▸ Stated exercise
Output every entry exactly as written, skipping any pictures.

──────── Provided data ────────

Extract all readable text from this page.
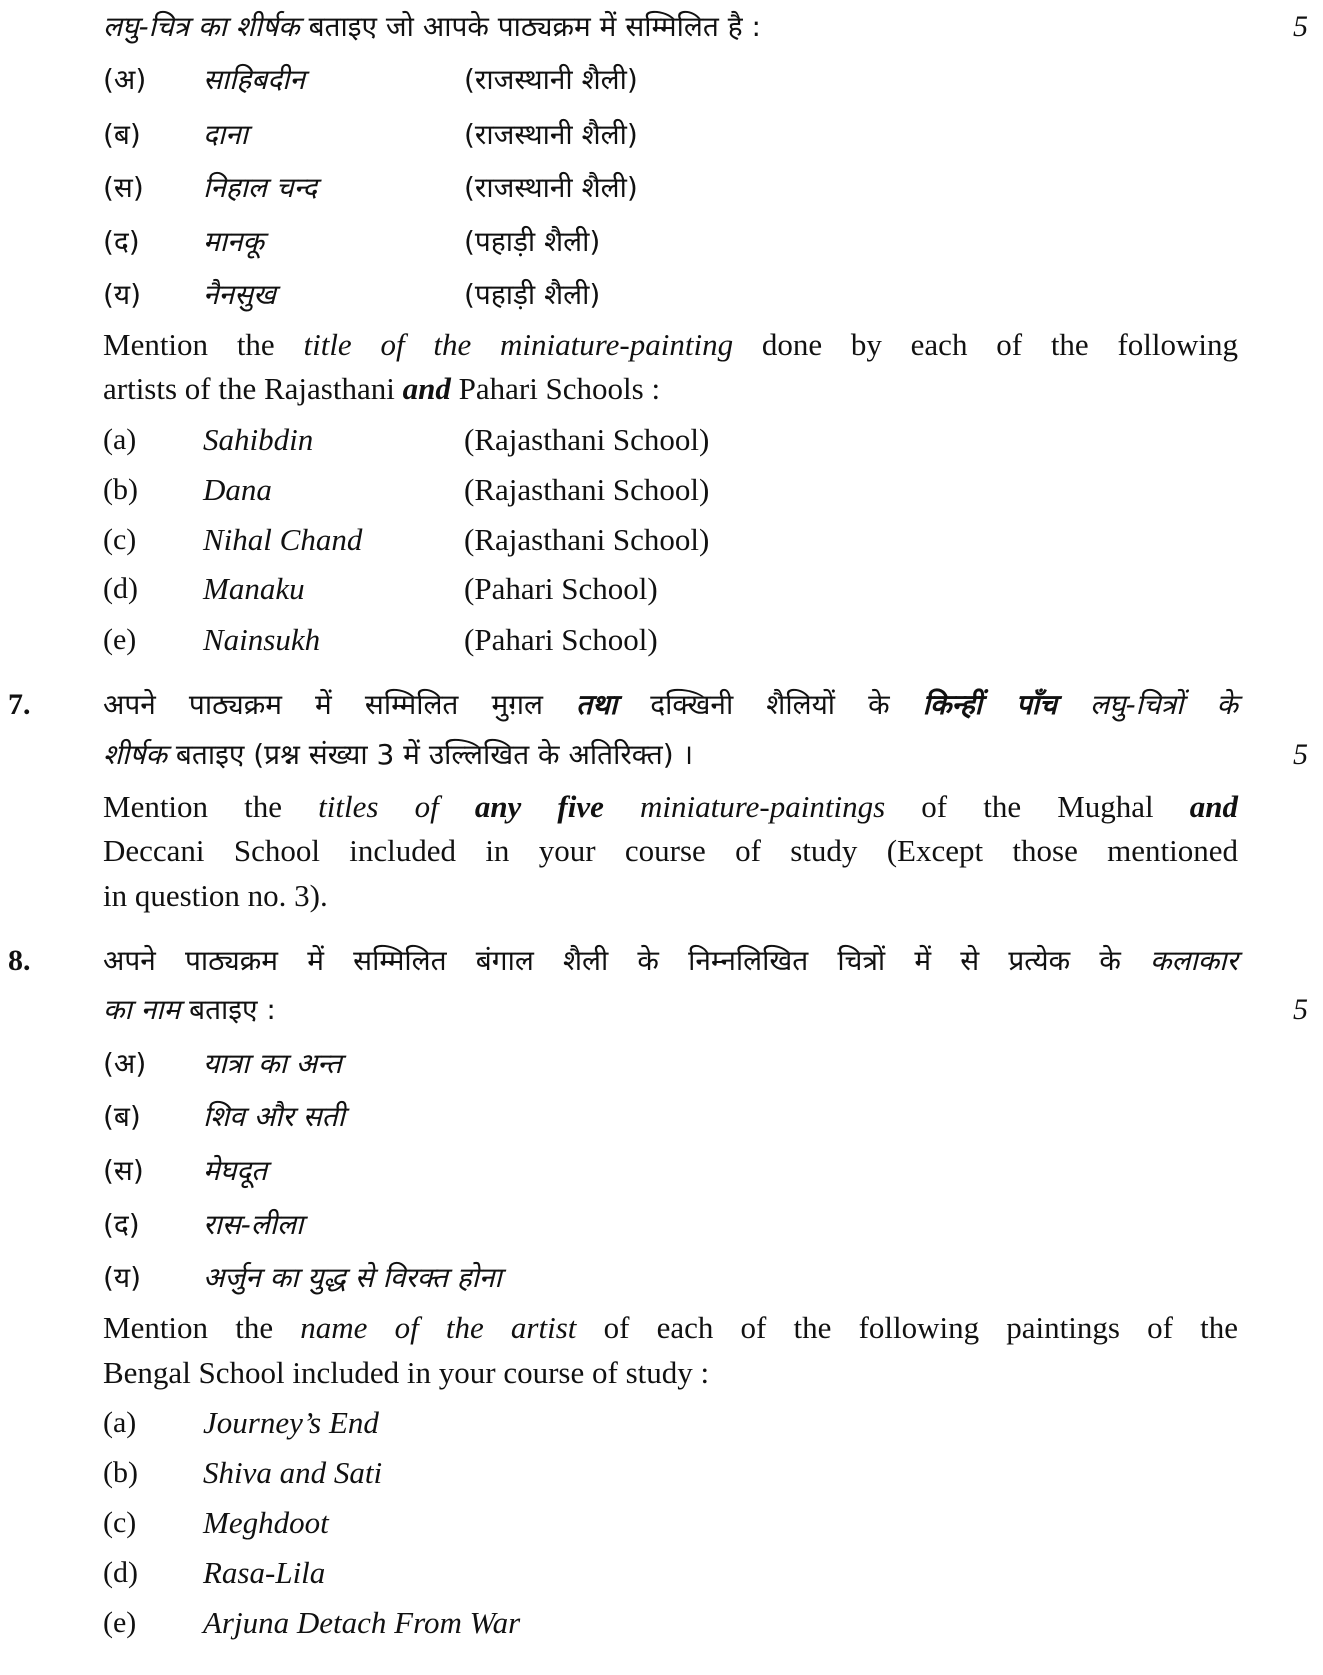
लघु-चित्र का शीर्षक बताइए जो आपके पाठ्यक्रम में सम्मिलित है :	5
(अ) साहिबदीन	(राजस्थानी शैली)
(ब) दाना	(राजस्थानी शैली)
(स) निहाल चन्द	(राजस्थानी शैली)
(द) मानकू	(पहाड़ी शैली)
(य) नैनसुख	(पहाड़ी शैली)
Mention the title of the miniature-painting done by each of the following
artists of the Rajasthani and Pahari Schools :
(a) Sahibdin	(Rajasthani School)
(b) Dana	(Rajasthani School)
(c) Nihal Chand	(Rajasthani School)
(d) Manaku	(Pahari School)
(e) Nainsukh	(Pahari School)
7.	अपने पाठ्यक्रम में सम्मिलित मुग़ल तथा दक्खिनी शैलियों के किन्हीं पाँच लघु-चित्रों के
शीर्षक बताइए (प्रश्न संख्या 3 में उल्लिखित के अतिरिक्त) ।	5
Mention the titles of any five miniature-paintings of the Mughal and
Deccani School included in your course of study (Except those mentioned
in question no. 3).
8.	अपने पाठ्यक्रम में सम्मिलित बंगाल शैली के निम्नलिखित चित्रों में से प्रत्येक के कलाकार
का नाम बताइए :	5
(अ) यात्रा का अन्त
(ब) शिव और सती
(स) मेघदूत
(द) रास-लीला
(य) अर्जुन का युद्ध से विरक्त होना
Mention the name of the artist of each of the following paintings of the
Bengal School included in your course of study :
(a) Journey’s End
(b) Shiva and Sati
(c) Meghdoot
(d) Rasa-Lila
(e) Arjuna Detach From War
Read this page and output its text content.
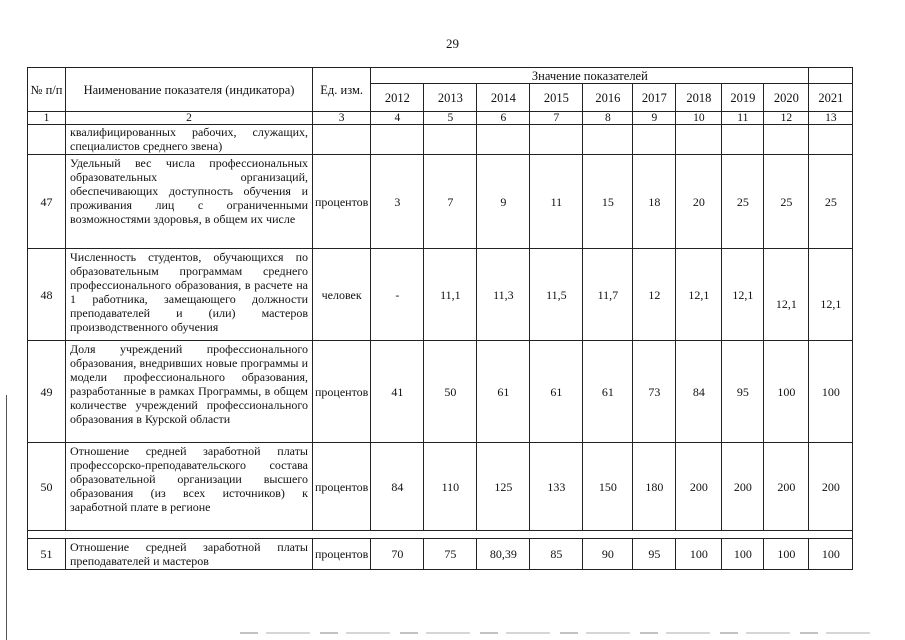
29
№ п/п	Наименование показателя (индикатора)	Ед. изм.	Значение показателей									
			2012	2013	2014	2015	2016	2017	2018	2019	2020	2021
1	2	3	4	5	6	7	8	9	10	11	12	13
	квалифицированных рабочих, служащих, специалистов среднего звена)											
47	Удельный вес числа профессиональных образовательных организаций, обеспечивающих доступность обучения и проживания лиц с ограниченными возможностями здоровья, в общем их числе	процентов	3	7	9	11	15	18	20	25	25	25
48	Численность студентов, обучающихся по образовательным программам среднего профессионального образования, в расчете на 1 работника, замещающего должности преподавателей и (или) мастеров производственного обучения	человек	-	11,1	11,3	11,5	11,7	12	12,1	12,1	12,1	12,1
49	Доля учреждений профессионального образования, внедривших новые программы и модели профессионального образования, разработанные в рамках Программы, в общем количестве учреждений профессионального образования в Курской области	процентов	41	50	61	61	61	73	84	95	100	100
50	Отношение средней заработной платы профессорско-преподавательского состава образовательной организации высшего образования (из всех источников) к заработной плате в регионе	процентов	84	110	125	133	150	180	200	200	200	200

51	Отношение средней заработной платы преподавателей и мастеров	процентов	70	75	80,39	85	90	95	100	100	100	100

────────

▸ Right answer
Extract all readable text from this page.
लघु-चित्र का शीर्षक बताइए जो आपके पाठ्यक्रम में सम्मिलित है :	5
(अ) साहिबदीन	(राजस्थानी शैली)
(ब) दाना	(राजस्थानी शैली)
(स) निहाल चन्द	(राजस्थानी शैली)
(द) मानकू	(पहाड़ी शैली)
(य) नैनसुख	(पहाड़ी शैली)
Mention the title of the miniature-painting done by each of the following
artists of the Rajasthani and Pahari Schools :
(a) Sahibdin	(Rajasthani School)
(b) Dana	(Rajasthani School)
(c) Nihal Chand	(Rajasthani School)
(d) Manaku	(Pahari School)
(e) Nainsukh	(Pahari School)
7.	अपने पाठ्यक्रम में सम्मिलित मुग़ल तथा दक्खिनी शैलियों के किन्हीं पाँच लघु-चित्रों के
शीर्षक बताइए (प्रश्न संख्या 3 में उल्लिखित के अतिरिक्त) ।	5
Mention the titles of any five miniature-paintings of the Mughal and
Deccani School included in your course of study (Except those mentioned
in question no. 3).
8.	अपने पाठ्यक्रम में सम्मिलित बंगाल शैली के निम्नलिखित चित्रों में से प्रत्येक के कलाकार
का नाम बताइए :	5
(अ) यात्रा का अन्त
(ब) शिव और सती
(स) मेघदूत
(द) रास-लीला
(य) अर्जुन का युद्ध से विरक्त होना
Mention the name of the artist of each of the following paintings of the
Bengal School included in your course of study :
(a) Journey’s End
(b) Shiva and Sati
(c) Meghdoot
(d) Rasa-Lila
(e) Arjuna Detach From War
Read this page and output its text content.
29
№ п/п	Наименование показателя (индикатора)	Ед. изм.	Значение показателей									
			2012	2013	2014	2015	2016	2017	2018	2019	2020	2021
1	2	3	4	5	6	7	8	9	10	11	12	13
	квалифицированных рабочих, служащих, специалистов среднего звена)											
47	Удельный вес числа профессиональных образовательных организаций, обеспечивающих доступность обучения и проживания лиц с ограниченными возможностями здоровья, в общем их числе	процентов	3	7	9	11	15	18	20	25	25	25
48	Численность студентов, обучающихся по образовательным программам среднего профессионального образования, в расчете на 1 работника, замещающего должности преподавателей и (или) мастеров производственного обучения	человек	-	11,1	11,3	11,5	11,7	12	12,1	12,1	12,1	12,1
49	Доля учреждений профессионального образования, внедривших новые программы и модели профессионального образования, разработанные в рамках Программы, в общем количестве учреждений профессионального образования в Курской области	процентов	41	50	61	61	61	73	84	95	100	100
50	Отношение средней заработной платы профессорско-преподавательского состава образовательной организации высшего образования (из всех источников) к заработной плате в регионе	процентов	84	110	125	133	150	180	200	200	200	200

51	Отношение средней заработной платы преподавателей и мастеров	процентов	70	75	80,39	85	90	95	100	100	100	100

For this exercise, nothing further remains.